Saved entries:
┏━━

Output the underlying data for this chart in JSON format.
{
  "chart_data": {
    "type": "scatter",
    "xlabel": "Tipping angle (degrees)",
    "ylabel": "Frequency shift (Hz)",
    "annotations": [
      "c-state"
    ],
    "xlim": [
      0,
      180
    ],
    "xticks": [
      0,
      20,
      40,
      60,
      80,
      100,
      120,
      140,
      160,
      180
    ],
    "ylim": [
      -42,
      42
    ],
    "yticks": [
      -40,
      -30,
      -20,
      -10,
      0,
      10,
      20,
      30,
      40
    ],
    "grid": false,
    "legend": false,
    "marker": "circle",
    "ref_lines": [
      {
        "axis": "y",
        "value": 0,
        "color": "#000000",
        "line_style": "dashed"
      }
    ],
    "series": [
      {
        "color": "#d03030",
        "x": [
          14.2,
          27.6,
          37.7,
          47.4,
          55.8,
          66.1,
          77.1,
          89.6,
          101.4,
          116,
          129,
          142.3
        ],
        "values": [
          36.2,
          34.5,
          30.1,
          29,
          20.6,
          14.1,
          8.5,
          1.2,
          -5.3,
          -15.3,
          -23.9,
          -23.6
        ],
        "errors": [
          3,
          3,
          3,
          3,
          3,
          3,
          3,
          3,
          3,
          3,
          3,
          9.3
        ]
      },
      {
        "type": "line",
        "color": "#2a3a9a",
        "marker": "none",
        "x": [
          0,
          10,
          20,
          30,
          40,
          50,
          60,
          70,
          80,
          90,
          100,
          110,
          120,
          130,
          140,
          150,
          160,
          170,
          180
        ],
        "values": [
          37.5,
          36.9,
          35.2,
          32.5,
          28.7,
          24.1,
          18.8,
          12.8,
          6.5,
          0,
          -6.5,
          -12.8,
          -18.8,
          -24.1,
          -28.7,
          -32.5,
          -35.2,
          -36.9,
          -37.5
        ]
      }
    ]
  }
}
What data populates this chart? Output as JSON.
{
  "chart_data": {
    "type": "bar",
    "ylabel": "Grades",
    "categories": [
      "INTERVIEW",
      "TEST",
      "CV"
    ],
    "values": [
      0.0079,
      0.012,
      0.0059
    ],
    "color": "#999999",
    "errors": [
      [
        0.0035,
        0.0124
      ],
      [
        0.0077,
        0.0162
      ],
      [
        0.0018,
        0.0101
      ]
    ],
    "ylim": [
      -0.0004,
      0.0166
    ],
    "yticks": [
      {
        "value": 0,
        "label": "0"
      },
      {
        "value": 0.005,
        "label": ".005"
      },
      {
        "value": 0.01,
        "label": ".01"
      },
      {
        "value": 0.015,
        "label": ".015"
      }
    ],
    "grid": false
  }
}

┗━━

● **To do**: Nothing may be left out: return each entry exactly as it reads.

● **Final result**:
Output the underlying data for this chart in JSON format.
{
  "chart_data": {
    "type": "scatter",
    "xlabel": "Tipping angle (degrees)",
    "ylabel": "Frequency shift (Hz)",
    "annotations": [
      "c-state"
    ],
    "xlim": [
      0,
      180
    ],
    "xticks": [
      0,
      20,
      40,
      60,
      80,
      100,
      120,
      140,
      160,
      180
    ],
    "ylim": [
      -42,
      42
    ],
    "yticks": [
      -40,
      -30,
      -20,
      -10,
      0,
      10,
      20,
      30,
      40
    ],
    "grid": false,
    "legend": false,
    "marker": "circle",
    "ref_lines": [
      {
        "axis": "y",
        "value": 0,
        "color": "#000000",
        "line_style": "dashed"
      }
    ],
    "series": [
      {
        "color": "#d03030",
        "x": [
          14.2,
          27.6,
          37.7,
          47.4,
          55.8,
          66.1,
          77.1,
          89.6,
          101.4,
          116,
          129,
          142.3
        ],
        "values": [
          36.2,
          34.5,
          30.1,
          29,
          20.6,
          14.1,
          8.5,
          1.2,
          -5.3,
          -15.3,
          -23.9,
          -23.6
        ],
        "errors": [
          3,
          3,
          3,
          3,
          3,
          3,
          3,
          3,
          3,
          3,
          3,
          9.3
        ]
      },
      {
        "type": "line",
        "color": "#2a3a9a",
        "marker": "none",
        "x": [
          0,
          10,
          20,
          30,
          40,
          50,
          60,
          70,
          80,
          90,
          100,
          110,
          120,
          130,
          140,
          150,
          160,
          170,
          180
        ],
        "values": [
          37.5,
          36.9,
          35.2,
          32.5,
          28.7,
          24.1,
          18.8,
          12.8,
          6.5,
          0,
          -6.5,
          -12.8,
          -18.8,
          -24.1,
          -28.7,
          -32.5,
          -35.2,
          -36.9,
          -37.5
        ]
      }
    ]
  }
}
What data populates this chart? Output as JSON.
{
  "chart_data": {
    "type": "bar",
    "ylabel": "Grades",
    "categories": [
      "INTERVIEW",
      "TEST",
      "CV"
    ],
    "values": [
      0.0079,
      0.012,
      0.0059
    ],
    "color": "#999999",
    "errors": [
      [
        0.0035,
        0.0124
      ],
      [
        0.0077,
        0.0162
      ],
      [
        0.0018,
        0.0101
      ]
    ],
    "ylim": [
      -0.0004,
      0.0166
    ],
    "yticks": [
      {
        "value": 0,
        "label": "0"
      },
      {
        "value": 0.005,
        "label": ".005"
      },
      {
        "value": 0.01,
        "label": ".01"
      },
      {
        "value": 0.015,
        "label": ".015"
      }
    ],
    "grid": false
  }
}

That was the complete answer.